- **SET PROBLEM**
Extract from the listing each line in which the word "this" appears.

•••

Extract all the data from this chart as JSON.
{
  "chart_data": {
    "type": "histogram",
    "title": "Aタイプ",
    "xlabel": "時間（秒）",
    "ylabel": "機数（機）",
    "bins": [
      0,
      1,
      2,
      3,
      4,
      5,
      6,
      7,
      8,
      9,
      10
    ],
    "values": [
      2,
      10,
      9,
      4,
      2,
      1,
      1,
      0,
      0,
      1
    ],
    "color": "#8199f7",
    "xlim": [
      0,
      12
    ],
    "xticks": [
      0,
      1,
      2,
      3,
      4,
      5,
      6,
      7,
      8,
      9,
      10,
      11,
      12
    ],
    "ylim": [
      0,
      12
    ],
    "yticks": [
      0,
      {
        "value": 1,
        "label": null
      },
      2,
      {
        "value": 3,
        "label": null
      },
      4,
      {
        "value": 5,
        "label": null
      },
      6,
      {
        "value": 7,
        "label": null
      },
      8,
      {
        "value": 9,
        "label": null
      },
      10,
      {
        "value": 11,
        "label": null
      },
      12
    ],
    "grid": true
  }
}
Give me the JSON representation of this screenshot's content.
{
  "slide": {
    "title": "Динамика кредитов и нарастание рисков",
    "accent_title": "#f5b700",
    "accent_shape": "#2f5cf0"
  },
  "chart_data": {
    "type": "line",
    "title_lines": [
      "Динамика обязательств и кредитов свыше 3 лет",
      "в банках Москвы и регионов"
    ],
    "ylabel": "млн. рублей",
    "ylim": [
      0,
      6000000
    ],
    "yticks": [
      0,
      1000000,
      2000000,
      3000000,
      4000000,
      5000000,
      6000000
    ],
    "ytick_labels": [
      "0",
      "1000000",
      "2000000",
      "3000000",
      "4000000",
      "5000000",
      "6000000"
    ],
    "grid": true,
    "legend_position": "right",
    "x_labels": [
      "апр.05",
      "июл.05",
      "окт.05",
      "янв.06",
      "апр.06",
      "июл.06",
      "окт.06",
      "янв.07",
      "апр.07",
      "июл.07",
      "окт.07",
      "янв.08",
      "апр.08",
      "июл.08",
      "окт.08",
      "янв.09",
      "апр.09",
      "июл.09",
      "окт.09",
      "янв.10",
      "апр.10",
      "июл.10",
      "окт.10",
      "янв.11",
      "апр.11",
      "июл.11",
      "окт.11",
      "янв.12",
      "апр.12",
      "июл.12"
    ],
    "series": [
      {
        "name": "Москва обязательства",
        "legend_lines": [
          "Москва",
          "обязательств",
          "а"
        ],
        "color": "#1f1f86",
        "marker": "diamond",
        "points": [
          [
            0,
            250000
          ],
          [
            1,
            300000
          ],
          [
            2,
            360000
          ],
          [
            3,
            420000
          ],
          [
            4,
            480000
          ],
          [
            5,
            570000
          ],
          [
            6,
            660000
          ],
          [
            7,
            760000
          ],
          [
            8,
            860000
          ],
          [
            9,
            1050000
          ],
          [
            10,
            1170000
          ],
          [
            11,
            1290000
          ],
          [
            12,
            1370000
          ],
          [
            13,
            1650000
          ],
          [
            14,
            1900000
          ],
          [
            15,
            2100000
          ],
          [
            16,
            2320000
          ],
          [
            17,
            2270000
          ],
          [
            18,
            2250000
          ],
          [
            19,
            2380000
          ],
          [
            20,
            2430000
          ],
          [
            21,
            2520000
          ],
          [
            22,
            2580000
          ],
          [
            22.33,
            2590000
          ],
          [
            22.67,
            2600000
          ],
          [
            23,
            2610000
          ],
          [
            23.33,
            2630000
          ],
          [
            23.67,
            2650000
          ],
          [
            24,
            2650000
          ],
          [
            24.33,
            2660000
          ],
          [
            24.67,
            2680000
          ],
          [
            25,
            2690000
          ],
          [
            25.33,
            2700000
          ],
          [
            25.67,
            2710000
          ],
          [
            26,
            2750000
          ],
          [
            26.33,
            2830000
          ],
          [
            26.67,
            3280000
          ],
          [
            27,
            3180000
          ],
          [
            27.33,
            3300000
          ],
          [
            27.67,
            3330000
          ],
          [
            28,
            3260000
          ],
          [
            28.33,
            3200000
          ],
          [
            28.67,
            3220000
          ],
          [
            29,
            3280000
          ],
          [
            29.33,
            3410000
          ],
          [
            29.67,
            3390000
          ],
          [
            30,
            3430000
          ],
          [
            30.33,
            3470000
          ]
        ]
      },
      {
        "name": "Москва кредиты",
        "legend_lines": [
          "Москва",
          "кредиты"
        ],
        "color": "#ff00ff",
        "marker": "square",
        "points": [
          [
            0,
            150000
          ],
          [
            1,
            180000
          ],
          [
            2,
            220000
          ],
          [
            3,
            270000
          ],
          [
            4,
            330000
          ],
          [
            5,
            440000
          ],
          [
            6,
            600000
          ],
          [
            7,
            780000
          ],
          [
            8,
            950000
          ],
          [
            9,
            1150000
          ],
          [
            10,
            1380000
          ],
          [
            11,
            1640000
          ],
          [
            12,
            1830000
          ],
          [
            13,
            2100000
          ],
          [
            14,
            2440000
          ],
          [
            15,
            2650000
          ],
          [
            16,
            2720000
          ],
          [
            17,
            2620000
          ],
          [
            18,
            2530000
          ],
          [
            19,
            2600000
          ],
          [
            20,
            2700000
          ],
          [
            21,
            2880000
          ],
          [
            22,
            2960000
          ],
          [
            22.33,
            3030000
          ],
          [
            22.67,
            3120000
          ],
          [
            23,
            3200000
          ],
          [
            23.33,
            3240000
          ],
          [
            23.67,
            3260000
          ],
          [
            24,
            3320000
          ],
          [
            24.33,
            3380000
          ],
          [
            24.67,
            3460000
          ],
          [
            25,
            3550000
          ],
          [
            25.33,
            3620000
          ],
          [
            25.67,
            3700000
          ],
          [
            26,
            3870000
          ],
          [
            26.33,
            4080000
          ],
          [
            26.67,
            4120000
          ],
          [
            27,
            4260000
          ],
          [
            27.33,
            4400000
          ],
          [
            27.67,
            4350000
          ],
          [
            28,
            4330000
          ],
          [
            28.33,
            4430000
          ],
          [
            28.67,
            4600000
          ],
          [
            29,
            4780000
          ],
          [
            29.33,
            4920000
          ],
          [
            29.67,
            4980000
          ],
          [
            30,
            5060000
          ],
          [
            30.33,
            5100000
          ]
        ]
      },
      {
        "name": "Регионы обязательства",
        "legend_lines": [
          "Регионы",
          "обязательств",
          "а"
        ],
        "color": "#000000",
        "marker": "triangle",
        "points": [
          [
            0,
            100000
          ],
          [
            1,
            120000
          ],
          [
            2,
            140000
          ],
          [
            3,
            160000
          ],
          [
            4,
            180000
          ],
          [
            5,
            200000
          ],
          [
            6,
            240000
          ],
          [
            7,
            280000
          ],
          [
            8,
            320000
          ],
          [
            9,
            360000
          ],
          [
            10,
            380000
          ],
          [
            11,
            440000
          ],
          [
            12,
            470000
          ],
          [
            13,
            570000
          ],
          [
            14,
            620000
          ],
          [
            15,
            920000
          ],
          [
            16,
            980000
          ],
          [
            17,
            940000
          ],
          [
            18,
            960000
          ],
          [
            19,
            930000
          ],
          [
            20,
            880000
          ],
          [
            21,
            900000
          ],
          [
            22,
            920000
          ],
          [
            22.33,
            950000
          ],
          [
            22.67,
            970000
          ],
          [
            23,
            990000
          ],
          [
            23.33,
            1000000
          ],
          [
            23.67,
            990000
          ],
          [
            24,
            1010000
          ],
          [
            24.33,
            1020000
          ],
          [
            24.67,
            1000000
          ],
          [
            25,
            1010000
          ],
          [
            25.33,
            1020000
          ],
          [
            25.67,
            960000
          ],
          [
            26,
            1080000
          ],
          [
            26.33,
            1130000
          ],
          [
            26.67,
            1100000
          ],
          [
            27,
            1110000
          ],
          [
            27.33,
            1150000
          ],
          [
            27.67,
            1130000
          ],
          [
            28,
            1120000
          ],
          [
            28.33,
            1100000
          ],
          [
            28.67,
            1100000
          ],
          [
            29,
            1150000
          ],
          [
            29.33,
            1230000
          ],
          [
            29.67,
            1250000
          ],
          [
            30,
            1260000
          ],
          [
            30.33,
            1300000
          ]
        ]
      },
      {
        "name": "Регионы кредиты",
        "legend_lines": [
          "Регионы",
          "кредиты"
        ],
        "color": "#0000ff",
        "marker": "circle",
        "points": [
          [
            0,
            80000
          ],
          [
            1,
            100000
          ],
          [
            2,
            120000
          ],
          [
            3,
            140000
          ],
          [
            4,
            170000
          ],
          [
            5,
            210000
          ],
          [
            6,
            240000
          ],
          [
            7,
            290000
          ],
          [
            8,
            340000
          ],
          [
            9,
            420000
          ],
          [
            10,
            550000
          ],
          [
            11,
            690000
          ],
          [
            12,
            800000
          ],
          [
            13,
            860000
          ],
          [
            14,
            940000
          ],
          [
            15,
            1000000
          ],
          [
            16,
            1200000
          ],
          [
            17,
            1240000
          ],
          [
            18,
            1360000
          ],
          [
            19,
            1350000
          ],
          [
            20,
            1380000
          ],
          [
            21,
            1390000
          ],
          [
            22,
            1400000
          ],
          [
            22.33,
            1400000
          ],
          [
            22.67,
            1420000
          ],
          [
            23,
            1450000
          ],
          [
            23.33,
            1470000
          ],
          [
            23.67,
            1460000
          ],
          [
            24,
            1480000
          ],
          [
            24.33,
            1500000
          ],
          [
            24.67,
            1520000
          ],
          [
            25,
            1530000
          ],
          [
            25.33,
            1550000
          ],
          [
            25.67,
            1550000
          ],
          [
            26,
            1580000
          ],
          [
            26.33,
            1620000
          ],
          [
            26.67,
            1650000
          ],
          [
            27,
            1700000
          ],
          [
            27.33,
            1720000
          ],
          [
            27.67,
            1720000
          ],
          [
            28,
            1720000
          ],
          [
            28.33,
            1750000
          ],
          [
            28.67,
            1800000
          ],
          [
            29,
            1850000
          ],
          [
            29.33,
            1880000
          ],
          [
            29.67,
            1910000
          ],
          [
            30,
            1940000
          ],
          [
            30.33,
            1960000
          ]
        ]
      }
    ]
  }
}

•••

- **OUTPUT OF THE TASK**
Extract all the data from this chart as JSON.
Give me the JSON representation of this screenshot's content.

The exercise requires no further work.